He also challenged social mores, bringing a new voice in the 1960s, at a time when the government banned the Beatles fearing it would corrupt the country’s youth. 

Israelis, aware of the freewheeling movements sweeping the rest of the world, were ready, says radio personality and music journalist Liron Teeni.

“With only one TV station, a few radio stations, we all gathered around the ‘campfire’ to see Arik … who came in bigger than anything, with songs that focused on the language, on the Israeli character,” Mr. Teeni says. 

In the 1970s, Mr. Einstein forged a new sound for a generation disillusioned by the wars and conservatism of their “pioneering” parents. With new waves of Sephardi immigrants – Jews from Arab countries – often marginalized by the dominant Ashkenazi Jews from Europe, ethnic and social tensions boiled. While Einstein's roots were Ashkenazi, his music was highly critical of such social injustice.

He also sang of simpler things – family, relationships, and an indefinable love for the land and its people. One of his most popular hits, "Ouf Gozal" (Fly away, young chick) speaks of children leaving the nest – but perhaps also a young country growing up.

In the 1980s, as the country moved toward capitalism, and the right-wing and religious establishment would come to gain an unprecedented political influence, Einstein withdrew from the public eye but continued producing albums and was still the most widely played singer in Israel as of 2010, at age 71.

"... we sang along with him: 'You and I will change the world,'" wrote Ms. Collins for the Jerusalem Post. "And if he did not change the entire world, he certainly helped shape Israel and make it a better place."

════════════════

Goal a: Please summarize the passage about Arik Einstein in two sentences.

Visual layout annotation data
════════════════

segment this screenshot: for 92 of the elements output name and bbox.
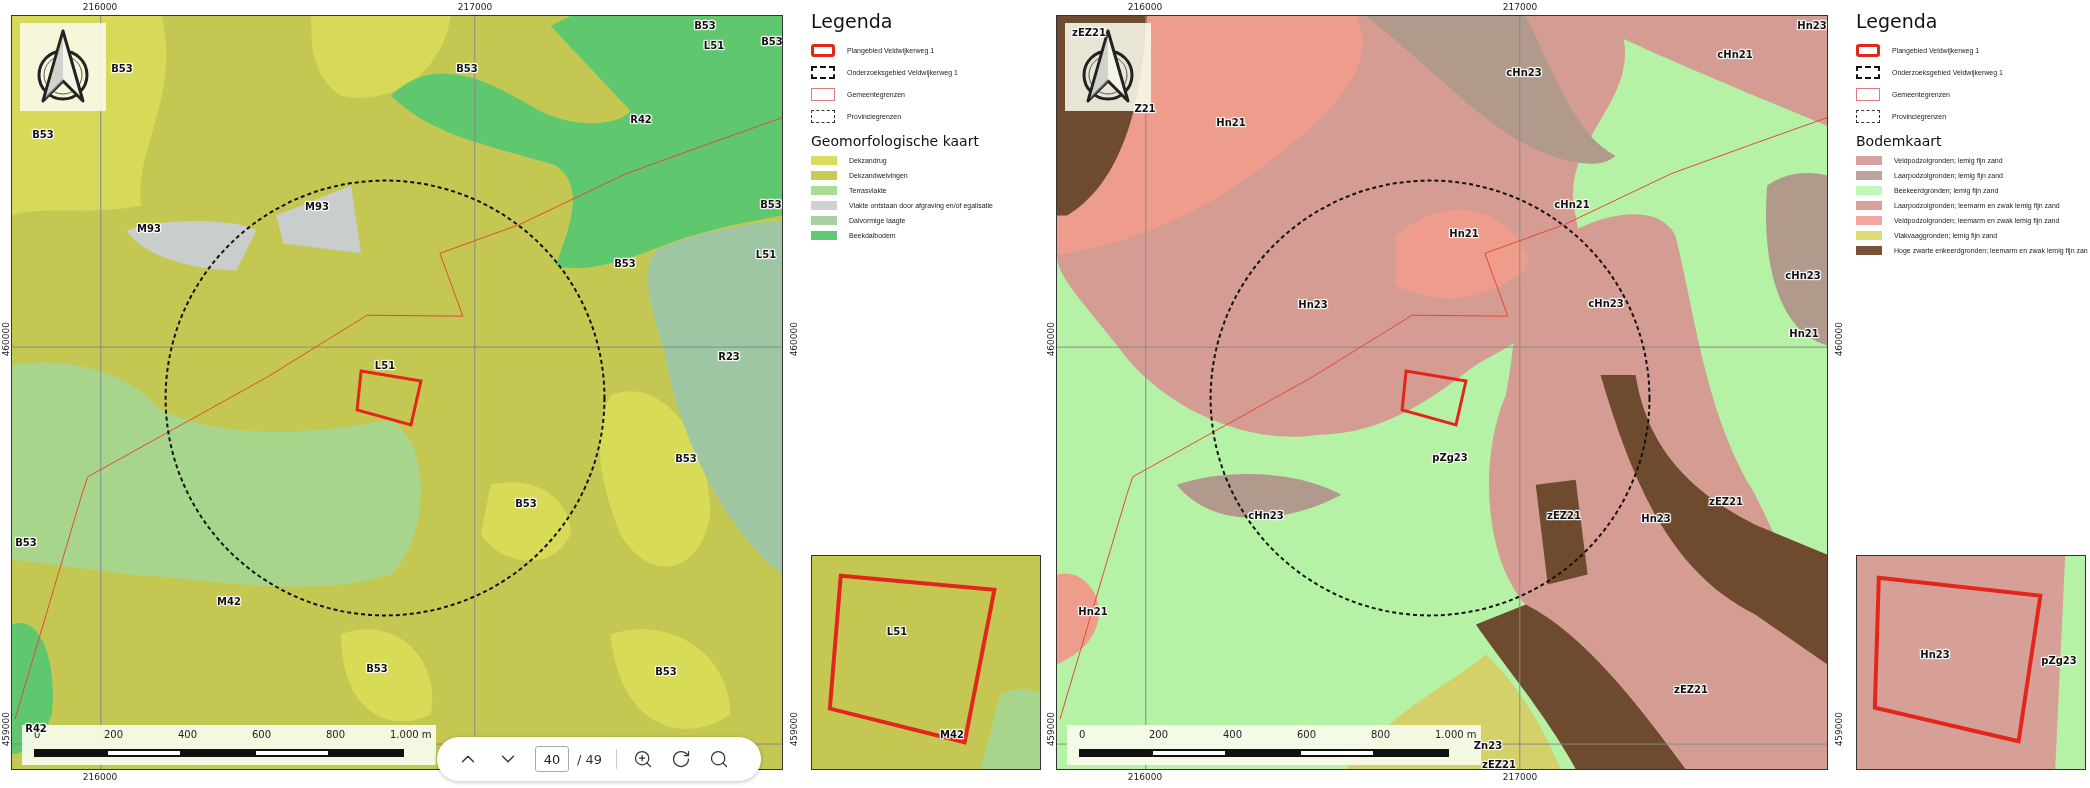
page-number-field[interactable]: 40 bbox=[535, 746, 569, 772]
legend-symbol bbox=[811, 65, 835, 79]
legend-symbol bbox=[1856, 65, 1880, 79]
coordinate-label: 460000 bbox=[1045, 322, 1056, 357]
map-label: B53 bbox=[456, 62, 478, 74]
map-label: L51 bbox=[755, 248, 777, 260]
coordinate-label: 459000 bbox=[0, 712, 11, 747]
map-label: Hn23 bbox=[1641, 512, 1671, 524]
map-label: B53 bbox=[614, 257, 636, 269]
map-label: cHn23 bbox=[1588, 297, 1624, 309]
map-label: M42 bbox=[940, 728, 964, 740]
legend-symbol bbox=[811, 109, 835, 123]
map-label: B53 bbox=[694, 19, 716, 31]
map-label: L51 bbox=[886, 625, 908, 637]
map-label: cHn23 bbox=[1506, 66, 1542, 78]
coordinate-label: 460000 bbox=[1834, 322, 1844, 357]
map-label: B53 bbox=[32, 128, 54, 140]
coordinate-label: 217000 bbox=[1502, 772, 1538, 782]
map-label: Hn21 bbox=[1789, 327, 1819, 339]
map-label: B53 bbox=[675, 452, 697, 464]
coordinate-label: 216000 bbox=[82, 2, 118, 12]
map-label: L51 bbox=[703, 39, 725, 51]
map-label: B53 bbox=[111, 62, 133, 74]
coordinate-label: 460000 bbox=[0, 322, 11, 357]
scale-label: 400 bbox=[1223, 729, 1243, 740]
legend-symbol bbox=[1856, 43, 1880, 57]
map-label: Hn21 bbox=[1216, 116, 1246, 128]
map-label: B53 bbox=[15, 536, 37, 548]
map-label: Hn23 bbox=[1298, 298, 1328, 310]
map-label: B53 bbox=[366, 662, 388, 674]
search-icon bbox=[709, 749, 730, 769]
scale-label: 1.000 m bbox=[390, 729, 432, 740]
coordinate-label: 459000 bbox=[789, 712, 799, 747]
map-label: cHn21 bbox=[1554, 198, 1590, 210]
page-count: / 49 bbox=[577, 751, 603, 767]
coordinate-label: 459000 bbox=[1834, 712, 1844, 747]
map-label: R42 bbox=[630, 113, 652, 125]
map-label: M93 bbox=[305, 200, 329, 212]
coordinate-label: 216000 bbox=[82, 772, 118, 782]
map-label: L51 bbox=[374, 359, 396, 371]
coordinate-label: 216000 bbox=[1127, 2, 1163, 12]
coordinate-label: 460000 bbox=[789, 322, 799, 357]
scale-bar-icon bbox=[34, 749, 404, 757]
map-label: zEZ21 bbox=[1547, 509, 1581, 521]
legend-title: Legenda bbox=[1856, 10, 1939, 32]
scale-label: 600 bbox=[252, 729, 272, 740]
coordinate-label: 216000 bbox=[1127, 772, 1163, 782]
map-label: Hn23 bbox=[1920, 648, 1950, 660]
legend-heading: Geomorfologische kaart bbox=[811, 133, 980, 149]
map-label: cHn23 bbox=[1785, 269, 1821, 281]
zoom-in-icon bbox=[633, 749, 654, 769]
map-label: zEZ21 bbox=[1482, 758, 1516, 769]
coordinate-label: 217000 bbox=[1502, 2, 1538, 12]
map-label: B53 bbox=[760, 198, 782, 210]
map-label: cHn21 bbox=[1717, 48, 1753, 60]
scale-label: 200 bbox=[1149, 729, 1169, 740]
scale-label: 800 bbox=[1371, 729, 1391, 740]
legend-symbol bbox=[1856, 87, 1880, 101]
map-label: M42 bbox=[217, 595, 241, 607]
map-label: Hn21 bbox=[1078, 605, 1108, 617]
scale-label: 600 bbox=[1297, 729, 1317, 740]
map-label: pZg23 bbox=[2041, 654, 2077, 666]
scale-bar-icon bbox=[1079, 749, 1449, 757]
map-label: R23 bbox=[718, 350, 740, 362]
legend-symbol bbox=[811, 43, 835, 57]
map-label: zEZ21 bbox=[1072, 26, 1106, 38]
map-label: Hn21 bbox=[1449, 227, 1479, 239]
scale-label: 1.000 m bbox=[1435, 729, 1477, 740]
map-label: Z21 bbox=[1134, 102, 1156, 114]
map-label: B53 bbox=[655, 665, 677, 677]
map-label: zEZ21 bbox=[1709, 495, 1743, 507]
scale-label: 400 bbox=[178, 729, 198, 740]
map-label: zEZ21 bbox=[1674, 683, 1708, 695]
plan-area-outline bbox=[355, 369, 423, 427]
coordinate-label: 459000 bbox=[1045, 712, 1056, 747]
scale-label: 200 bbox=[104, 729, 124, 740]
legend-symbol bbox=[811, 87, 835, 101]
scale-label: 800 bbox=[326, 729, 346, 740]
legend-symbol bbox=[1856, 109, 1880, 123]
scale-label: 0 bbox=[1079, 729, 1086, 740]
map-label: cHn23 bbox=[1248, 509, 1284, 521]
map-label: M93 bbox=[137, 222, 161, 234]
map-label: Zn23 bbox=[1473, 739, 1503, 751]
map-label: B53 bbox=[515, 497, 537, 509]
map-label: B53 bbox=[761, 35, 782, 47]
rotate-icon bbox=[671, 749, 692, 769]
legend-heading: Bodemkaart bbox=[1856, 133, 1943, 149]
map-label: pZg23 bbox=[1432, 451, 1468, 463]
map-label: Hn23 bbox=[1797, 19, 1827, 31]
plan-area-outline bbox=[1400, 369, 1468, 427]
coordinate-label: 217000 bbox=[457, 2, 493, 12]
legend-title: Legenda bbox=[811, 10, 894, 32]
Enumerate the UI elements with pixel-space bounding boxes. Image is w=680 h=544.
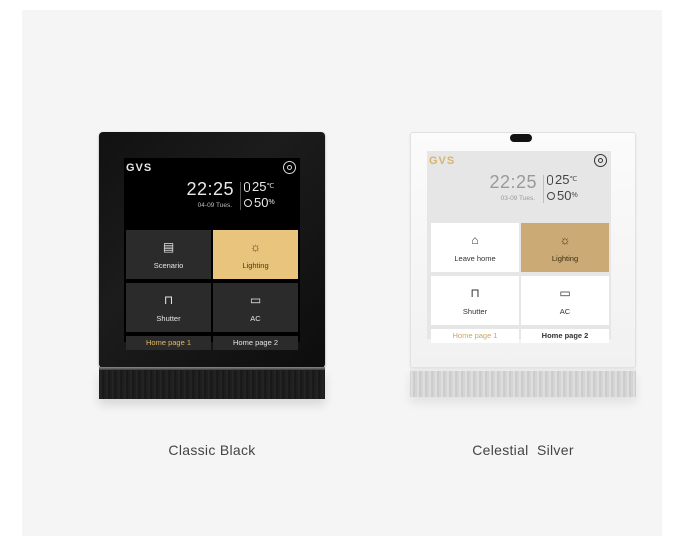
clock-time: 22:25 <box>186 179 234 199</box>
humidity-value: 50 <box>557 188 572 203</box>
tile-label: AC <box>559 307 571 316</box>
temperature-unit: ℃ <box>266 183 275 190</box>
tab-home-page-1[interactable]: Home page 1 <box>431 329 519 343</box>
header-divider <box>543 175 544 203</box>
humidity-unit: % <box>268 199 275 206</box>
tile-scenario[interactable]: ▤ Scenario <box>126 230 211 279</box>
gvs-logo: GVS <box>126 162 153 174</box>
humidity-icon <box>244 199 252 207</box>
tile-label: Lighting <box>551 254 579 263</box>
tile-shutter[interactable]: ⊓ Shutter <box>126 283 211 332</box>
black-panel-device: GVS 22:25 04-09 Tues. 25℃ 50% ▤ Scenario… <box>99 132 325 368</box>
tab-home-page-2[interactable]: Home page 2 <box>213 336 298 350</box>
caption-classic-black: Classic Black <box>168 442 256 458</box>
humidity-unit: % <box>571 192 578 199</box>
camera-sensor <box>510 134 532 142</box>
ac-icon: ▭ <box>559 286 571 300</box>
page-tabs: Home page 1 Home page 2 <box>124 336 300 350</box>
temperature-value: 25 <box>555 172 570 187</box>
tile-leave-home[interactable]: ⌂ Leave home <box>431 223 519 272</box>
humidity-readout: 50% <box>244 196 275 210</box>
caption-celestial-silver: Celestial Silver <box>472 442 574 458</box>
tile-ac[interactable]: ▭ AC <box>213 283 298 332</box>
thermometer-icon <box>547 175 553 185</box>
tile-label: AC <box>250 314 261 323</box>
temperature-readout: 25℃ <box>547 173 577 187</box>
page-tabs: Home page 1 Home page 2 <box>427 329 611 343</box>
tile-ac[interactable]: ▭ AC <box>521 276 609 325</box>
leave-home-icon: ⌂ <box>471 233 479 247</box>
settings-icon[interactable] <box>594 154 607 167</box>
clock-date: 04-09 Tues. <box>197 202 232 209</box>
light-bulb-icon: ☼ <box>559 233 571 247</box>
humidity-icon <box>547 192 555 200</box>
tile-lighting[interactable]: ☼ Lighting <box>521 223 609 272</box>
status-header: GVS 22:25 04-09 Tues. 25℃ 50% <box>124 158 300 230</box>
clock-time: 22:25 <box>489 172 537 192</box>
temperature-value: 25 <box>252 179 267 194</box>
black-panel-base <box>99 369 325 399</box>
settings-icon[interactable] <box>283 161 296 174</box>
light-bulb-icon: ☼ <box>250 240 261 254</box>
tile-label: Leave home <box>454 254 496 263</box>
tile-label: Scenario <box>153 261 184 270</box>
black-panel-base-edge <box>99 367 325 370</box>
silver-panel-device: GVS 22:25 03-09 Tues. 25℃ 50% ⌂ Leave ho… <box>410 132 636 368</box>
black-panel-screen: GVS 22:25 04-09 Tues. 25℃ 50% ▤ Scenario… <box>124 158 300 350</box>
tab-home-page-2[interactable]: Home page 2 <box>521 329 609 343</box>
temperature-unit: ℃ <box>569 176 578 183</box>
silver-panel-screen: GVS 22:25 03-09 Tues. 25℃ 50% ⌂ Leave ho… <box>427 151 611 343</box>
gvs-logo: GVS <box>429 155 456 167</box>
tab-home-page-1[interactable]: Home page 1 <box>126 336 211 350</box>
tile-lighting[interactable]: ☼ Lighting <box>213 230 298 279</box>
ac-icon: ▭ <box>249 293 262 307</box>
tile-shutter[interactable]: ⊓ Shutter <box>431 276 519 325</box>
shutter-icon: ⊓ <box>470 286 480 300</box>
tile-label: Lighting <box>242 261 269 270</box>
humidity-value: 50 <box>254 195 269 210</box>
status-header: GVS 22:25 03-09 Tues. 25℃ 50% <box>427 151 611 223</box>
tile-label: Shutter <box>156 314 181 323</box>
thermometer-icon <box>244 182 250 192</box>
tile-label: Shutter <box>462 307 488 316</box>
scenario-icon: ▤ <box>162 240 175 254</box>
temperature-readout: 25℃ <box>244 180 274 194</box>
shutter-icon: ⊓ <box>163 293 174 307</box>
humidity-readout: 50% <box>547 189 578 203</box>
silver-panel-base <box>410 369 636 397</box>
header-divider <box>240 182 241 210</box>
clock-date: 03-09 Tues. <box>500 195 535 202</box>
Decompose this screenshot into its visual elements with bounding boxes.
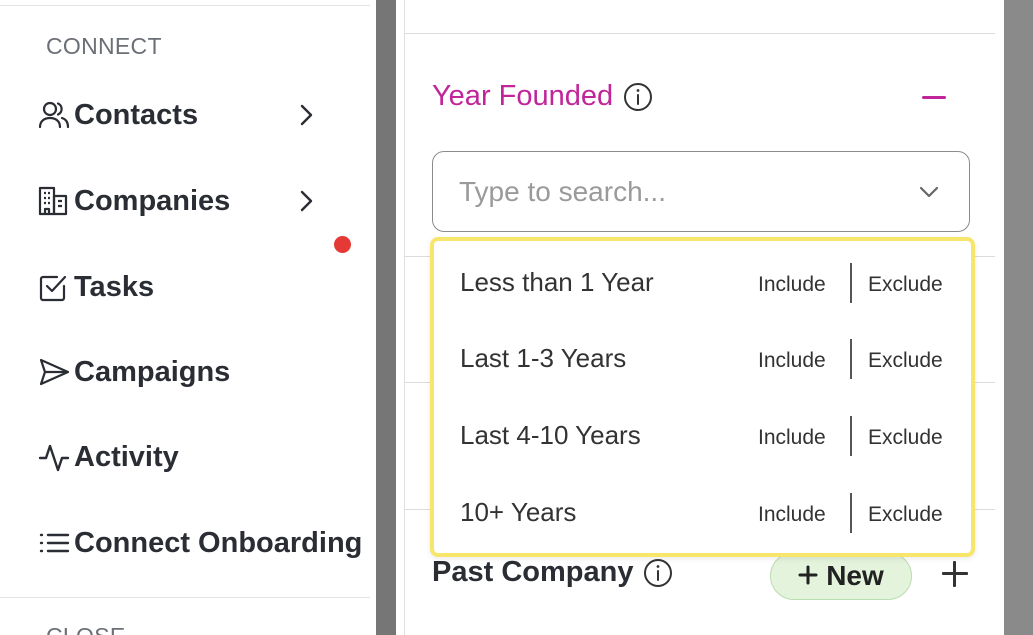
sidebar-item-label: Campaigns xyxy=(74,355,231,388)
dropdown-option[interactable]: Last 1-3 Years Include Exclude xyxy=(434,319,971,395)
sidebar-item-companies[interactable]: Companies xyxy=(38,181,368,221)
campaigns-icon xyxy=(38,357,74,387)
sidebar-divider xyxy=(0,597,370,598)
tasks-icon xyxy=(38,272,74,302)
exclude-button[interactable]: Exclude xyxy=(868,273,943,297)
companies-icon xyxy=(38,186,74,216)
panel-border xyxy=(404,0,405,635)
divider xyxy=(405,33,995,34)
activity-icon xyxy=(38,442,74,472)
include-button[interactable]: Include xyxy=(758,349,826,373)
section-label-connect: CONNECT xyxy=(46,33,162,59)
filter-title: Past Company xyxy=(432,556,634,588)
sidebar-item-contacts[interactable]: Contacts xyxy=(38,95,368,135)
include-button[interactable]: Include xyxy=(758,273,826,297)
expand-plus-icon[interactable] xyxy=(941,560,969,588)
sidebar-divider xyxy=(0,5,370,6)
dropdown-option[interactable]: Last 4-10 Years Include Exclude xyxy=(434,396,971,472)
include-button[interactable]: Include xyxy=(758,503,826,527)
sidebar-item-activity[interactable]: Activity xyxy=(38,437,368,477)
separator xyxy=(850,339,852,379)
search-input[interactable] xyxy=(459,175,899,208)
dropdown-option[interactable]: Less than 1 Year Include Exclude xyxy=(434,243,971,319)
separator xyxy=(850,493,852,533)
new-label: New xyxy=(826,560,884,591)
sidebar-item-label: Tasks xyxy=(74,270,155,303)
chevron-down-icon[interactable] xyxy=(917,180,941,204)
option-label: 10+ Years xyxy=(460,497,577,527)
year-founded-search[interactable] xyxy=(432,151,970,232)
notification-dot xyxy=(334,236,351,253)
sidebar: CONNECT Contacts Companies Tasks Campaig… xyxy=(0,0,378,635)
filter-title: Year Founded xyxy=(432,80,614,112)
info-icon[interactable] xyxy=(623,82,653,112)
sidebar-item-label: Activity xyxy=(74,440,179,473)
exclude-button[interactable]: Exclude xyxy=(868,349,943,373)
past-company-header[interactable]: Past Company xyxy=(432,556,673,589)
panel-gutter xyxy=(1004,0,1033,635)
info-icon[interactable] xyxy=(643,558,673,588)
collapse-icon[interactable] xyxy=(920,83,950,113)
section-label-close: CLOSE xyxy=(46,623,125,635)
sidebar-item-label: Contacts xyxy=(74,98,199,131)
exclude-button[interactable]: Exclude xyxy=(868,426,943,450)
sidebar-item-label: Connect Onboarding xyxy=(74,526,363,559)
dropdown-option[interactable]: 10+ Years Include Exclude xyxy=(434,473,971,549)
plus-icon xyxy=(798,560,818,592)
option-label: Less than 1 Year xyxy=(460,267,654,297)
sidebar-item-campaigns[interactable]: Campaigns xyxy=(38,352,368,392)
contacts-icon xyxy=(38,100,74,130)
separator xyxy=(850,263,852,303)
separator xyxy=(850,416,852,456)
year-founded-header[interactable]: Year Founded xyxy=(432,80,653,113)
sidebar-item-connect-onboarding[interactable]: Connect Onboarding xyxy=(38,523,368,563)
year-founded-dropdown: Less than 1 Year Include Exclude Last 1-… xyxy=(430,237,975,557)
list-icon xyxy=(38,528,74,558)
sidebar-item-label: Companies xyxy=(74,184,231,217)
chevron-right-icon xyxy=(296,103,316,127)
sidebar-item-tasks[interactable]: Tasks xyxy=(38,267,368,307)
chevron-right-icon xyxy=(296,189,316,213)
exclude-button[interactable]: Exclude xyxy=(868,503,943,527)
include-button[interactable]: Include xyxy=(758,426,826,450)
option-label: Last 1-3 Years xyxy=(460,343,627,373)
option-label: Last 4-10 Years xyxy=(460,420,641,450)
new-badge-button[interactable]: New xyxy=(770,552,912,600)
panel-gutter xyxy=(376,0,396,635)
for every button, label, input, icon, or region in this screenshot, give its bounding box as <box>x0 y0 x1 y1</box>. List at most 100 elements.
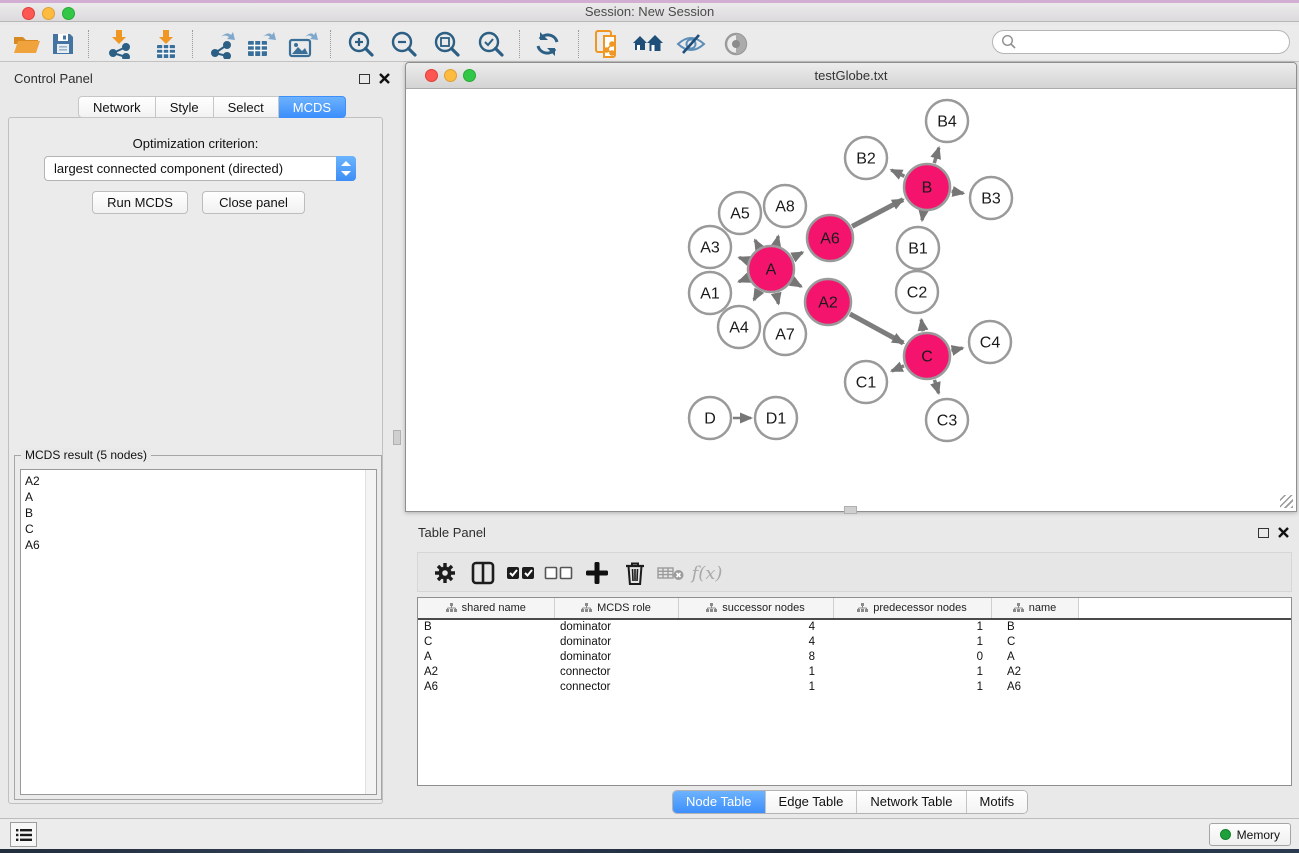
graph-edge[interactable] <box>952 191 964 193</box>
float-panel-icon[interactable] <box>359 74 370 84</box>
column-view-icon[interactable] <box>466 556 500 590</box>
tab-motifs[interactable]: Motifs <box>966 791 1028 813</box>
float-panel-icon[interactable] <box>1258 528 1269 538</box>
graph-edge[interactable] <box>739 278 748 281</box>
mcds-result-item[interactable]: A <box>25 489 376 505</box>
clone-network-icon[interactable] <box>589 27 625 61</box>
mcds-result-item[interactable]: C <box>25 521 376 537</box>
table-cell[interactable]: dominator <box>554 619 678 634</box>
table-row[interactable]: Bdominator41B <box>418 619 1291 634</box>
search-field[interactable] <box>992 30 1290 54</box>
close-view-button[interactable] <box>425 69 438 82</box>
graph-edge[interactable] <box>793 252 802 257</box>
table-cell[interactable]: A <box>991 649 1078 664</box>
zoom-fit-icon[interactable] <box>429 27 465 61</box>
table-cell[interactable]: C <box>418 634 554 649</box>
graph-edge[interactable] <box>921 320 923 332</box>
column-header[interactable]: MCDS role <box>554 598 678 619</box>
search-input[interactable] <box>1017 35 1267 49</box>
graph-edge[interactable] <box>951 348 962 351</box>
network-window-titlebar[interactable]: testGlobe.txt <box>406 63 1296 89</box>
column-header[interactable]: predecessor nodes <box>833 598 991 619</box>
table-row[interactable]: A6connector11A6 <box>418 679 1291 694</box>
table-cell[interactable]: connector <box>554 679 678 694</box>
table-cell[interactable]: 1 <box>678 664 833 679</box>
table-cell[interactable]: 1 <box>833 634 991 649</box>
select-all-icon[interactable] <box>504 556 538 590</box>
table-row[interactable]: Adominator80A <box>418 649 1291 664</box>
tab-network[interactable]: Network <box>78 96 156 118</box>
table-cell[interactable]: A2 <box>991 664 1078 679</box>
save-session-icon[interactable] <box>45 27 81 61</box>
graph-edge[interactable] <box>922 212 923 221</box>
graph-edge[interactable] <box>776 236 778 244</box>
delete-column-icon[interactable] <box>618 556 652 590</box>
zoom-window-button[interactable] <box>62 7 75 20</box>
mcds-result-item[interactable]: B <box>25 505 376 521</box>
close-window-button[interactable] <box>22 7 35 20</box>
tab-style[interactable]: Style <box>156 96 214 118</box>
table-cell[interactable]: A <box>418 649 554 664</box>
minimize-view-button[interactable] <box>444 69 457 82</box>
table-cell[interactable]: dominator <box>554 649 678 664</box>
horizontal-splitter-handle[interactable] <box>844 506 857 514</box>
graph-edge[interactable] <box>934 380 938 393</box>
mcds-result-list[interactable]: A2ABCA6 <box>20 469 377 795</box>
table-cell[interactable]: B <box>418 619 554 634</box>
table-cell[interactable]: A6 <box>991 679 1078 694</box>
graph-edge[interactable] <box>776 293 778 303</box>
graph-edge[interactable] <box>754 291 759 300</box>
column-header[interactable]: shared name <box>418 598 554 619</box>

════════════════

Goal b: In the listing, swap "interactable" for "clickable" from the line with "graph-edge[interactable] <box>952 191" to the line with "table-row[interactable]: Bdominator41B <box>418", and return only those lines with everything else unchanged.

Complete response a: From the 1960s on, Einstein brought a new voice to an Israel that had banned the Beatles and forged a new sound for a generation disillusioned by war and conservatism, with music highly critical of social injustice while also celebrating family, relationships and love for the land. Although he withdrew from the public eye in the 1980s, he kept producing albums and remained Israel's most widely played singer in 2010, and he is credited with helping shape the country.

Complete response b:
graph-edge[clickable] <box>952 191 964 193</box>
float-panel-icon[clickable] <box>359 74 370 84</box>
column-view-icon[clickable] <box>466 556 500 590</box>
tab-motifs[clickable]: Motifs <box>966 791 1028 813</box>
float-panel-icon[clickable] <box>1258 528 1269 538</box>
graph-edge[clickable] <box>739 278 748 281</box>
mcds-result-item[clickable]: A <box>25 489 376 505</box>
clone-network-icon[clickable] <box>589 27 625 61</box>
mcds-result-item[clickable]: C <box>25 521 376 537</box>
table-cell[clickable]: dominator <box>554 619 678 634</box>
table-row[clickable]: Bdominator41B <box>418 619 1291 634</box>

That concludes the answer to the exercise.